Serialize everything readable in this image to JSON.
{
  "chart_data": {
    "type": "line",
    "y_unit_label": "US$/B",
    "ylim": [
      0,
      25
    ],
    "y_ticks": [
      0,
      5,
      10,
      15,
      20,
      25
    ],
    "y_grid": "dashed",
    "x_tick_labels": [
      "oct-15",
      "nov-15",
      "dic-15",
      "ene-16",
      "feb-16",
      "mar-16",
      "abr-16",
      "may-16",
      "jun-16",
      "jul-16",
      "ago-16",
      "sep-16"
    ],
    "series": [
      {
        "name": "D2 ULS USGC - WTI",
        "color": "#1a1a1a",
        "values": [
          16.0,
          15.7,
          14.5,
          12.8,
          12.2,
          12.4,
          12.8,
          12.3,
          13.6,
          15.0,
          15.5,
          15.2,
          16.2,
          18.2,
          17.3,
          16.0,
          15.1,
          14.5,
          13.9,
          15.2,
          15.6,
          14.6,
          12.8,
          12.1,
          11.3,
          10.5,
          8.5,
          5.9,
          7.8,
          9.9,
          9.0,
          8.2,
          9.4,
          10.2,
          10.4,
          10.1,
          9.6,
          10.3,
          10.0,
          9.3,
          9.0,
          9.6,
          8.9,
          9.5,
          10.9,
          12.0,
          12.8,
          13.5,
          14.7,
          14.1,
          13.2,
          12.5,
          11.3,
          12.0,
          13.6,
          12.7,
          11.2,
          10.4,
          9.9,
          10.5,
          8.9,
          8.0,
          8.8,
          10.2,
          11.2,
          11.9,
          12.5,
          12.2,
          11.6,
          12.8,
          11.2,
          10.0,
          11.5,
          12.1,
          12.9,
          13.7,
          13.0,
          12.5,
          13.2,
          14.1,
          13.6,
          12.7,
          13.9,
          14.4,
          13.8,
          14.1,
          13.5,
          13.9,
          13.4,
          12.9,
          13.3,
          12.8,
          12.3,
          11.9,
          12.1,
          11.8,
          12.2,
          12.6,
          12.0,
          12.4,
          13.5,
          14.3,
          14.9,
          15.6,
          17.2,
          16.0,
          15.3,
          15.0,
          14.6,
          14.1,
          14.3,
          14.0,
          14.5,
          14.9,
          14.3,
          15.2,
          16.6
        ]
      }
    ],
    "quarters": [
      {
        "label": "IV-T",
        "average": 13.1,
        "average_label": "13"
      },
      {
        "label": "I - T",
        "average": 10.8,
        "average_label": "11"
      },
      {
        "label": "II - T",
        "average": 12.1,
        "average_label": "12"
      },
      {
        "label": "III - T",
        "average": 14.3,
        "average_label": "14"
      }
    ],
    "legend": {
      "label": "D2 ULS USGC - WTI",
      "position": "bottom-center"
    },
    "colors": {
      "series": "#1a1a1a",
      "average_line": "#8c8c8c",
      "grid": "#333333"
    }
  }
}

· · · ·

§ **WHAT IS EXPECTED**
Each line in the material above must be retyped without alteration.

§ **EXPECTED ANSWER**
Serialize everything readable in this image to JSON.
{
  "chart_data": {
    "type": "line",
    "y_unit_label": "US$/B",
    "ylim": [
      0,
      25
    ],
    "y_ticks": [
      0,
      5,
      10,
      15,
      20,
      25
    ],
    "y_grid": "dashed",
    "x_tick_labels": [
      "oct-15",
      "nov-15",
      "dic-15",
      "ene-16",
      "feb-16",
      "mar-16",
      "abr-16",
      "may-16",
      "jun-16",
      "jul-16",
      "ago-16",
      "sep-16"
    ],
    "series": [
      {
        "name": "D2 ULS USGC - WTI",
        "color": "#1a1a1a",
        "values": [
          16.0,
          15.7,
          14.5,
          12.8,
          12.2,
          12.4,
          12.8,
          12.3,
          13.6,
          15.0,
          15.5,
          15.2,
          16.2,
          18.2,
          17.3,
          16.0,
          15.1,
          14.5,
          13.9,
          15.2,
          15.6,
          14.6,
          12.8,
          12.1,
          11.3,
          10.5,
          8.5,
          5.9,
          7.8,
          9.9,
          9.0,
          8.2,
          9.4,
          10.2,
          10.4,
          10.1,
          9.6,
          10.3,
          10.0,
          9.3,
          9.0,
          9.6,
          8.9,
          9.5,
          10.9,
          12.0,
          12.8,
          13.5,
          14.7,
          14.1,
          13.2,
          12.5,
          11.3,
          12.0,
          13.6,
          12.7,
          11.2,
          10.4,
          9.9,
          10.5,
          8.9,
          8.0,
          8.8,
          10.2,
          11.2,
          11.9,
          12.5,
          12.2,
          11.6,
          12.8,
          11.2,
          10.0,
          11.5,
          12.1,
          12.9,
          13.7,
          13.0,
          12.5,
          13.2,
          14.1,
          13.6,
          12.7,
          13.9,
          14.4,
          13.8,
          14.1,
          13.5,
          13.9,
          13.4,
          12.9,
          13.3,
          12.8,
          12.3,
          11.9,
          12.1,
          11.8,
          12.2,
          12.6,
          12.0,
          12.4,
          13.5,
          14.3,
          14.9,
          15.6,
          17.2,
          16.0,
          15.3,
          15.0,
          14.6,
          14.1,
          14.3,
          14.0,
          14.5,
          14.9,
          14.3,
          15.2,
          16.6
        ]
      }
    ],
    "quarters": [
      {
        "label": "IV-T",
        "average": 13.1,
        "average_label": "13"
      },
      {
        "label": "I - T",
        "average": 10.8,
        "average_label": "11"
      },
      {
        "label": "II - T",
        "average": 12.1,
        "average_label": "12"
      },
      {
        "label": "III - T",
        "average": 14.3,
        "average_label": "14"
      }
    ],
    "legend": {
      "label": "D2 ULS USGC - WTI",
      "position": "bottom-center"
    },
    "colors": {
      "series": "#1a1a1a",
      "average_line": "#8c8c8c",
      "grid": "#333333"
    }
  }
}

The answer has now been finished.